--- DESCRIPTION OF THE TASK ---
Every line that holds the string "margins" is to be identified and copied.

Source records
□ □ □ □ □

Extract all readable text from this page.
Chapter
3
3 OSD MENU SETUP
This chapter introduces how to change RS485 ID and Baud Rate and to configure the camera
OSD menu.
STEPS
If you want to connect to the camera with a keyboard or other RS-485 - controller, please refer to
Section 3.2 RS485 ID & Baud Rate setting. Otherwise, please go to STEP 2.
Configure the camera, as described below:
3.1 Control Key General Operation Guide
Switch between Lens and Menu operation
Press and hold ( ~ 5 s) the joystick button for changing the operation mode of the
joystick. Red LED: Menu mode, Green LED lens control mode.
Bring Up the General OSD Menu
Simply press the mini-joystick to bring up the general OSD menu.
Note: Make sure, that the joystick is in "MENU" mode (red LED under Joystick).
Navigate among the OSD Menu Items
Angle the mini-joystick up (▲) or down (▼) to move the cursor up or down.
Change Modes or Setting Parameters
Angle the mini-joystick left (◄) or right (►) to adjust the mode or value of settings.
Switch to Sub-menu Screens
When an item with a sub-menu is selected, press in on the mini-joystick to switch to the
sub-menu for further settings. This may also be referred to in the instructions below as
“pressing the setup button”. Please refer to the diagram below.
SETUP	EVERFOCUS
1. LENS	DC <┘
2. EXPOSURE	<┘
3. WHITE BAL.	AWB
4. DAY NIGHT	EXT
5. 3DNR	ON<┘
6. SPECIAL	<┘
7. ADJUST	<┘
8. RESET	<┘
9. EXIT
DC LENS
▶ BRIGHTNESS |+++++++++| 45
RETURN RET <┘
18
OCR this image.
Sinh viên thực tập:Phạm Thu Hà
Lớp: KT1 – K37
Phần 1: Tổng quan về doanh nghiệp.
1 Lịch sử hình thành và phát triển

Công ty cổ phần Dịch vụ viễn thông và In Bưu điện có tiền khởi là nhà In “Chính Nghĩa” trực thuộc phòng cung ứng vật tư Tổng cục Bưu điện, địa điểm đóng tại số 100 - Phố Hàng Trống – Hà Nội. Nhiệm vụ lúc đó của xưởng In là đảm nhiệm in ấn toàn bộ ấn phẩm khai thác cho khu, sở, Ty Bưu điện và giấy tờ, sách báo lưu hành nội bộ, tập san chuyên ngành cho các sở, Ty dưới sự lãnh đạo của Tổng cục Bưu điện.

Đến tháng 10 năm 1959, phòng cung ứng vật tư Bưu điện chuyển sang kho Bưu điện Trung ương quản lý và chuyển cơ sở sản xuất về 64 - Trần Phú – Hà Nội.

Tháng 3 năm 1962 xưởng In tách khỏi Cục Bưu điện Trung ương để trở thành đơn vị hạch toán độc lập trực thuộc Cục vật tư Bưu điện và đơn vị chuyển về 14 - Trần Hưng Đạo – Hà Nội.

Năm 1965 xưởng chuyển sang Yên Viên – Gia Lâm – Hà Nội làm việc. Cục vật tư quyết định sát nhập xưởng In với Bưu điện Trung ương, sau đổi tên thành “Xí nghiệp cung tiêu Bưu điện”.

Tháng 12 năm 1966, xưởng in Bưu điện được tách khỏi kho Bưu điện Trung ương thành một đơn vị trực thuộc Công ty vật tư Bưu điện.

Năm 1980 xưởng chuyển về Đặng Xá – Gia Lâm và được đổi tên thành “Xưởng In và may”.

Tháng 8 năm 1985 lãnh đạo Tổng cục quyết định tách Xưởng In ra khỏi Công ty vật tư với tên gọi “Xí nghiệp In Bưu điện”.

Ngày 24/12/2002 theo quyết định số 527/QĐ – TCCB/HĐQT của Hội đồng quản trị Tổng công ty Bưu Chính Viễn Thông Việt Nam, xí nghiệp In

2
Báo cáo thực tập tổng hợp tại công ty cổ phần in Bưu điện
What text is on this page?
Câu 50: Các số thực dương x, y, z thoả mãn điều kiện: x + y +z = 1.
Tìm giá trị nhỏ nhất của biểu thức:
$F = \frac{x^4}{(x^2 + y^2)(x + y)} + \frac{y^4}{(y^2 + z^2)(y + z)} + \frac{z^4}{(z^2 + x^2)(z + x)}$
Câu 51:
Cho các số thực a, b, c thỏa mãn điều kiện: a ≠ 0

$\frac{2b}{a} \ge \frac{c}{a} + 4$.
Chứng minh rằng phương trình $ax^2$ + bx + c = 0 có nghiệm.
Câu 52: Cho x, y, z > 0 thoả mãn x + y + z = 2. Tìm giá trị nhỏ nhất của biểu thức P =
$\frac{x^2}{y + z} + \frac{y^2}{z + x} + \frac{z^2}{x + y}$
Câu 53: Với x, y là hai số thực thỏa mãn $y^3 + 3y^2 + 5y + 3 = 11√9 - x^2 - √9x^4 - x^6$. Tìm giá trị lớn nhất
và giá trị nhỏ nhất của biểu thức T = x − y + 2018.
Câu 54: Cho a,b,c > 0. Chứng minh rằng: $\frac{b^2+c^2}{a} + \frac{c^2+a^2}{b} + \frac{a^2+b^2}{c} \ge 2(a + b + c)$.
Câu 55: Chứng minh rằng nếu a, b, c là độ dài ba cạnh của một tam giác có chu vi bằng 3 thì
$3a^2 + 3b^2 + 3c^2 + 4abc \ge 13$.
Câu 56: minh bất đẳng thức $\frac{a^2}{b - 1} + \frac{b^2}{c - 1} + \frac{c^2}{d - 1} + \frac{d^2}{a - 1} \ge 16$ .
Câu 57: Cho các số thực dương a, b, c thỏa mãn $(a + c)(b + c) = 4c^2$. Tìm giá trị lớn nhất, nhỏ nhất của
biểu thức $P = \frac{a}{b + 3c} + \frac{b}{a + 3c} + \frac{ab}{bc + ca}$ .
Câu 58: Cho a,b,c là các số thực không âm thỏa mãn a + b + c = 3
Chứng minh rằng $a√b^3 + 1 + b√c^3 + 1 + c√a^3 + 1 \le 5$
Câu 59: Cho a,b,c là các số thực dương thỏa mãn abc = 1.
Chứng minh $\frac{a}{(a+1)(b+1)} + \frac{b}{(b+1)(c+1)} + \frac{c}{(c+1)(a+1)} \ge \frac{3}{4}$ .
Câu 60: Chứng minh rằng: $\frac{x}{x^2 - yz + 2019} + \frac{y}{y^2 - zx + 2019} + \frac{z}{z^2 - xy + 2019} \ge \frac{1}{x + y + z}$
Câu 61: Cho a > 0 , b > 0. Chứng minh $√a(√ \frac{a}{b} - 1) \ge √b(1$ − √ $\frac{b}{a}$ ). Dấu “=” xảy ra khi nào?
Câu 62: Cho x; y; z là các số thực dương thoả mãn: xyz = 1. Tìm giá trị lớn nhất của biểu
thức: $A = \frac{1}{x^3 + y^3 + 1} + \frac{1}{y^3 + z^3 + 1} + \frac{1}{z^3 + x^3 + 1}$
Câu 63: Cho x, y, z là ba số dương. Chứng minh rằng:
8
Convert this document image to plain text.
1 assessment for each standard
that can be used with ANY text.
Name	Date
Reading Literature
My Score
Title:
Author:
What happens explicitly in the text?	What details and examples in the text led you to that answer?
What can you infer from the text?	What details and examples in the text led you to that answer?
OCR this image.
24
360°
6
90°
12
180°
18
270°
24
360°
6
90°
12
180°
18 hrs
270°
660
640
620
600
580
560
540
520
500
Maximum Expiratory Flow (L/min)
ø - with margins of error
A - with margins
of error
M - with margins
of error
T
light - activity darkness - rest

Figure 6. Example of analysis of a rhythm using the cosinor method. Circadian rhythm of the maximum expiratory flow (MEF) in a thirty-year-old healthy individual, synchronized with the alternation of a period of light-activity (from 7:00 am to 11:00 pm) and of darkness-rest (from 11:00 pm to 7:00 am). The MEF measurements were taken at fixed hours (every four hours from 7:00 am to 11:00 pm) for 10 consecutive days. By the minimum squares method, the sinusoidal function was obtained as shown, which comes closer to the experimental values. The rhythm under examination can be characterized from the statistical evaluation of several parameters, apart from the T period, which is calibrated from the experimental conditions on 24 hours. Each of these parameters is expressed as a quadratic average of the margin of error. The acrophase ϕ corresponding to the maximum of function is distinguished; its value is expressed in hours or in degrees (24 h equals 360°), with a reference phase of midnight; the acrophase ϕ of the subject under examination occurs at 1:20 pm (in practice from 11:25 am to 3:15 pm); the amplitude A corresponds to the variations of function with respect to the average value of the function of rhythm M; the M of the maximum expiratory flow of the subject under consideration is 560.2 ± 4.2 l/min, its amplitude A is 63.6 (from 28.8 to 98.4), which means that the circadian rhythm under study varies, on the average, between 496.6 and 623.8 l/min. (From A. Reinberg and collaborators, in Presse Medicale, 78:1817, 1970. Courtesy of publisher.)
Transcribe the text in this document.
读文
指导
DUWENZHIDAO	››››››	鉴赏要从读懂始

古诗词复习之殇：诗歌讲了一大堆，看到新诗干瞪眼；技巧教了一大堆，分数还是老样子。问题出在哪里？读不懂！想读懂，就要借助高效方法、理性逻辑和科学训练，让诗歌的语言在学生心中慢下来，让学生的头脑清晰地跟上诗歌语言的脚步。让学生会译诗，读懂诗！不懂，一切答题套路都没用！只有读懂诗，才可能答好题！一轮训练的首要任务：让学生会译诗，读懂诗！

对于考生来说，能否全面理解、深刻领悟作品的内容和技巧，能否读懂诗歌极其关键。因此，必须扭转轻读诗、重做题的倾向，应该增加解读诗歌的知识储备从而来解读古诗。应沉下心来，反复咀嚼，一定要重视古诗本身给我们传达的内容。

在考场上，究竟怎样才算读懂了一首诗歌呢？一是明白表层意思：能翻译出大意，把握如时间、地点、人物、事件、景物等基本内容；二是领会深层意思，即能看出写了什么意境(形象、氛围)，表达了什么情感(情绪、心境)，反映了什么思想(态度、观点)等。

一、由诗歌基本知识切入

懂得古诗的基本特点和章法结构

□ □ □ □ □

--- FULL SOLUTION ---
ø - with margins of error
A - with margins
M - with margins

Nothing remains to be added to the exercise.